Data items:
-- BEGIN --

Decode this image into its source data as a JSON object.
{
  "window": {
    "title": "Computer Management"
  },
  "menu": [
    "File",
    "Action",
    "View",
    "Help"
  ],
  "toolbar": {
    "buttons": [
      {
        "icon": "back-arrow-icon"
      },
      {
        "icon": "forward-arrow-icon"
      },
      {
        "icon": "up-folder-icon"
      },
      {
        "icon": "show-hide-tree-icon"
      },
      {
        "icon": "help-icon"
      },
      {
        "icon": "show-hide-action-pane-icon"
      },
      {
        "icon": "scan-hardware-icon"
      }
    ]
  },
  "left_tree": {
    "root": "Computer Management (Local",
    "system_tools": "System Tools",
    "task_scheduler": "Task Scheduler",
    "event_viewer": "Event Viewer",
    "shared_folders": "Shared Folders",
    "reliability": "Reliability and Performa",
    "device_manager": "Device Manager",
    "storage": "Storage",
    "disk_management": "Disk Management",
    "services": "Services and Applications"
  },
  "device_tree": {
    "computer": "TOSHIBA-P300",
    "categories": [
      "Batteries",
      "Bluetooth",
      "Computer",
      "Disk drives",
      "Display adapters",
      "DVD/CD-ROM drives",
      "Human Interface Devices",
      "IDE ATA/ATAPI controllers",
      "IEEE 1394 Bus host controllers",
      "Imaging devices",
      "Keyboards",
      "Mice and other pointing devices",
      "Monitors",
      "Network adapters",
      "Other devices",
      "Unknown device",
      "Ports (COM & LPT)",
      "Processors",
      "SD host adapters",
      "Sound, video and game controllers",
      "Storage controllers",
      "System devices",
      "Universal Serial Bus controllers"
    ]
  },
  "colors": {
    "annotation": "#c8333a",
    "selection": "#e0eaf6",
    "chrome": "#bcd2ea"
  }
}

-- END --

## SET EXERCISE
Your answer should be a single number: the count of lines that contain "Storage".

## EXERCISE RESPONSE
2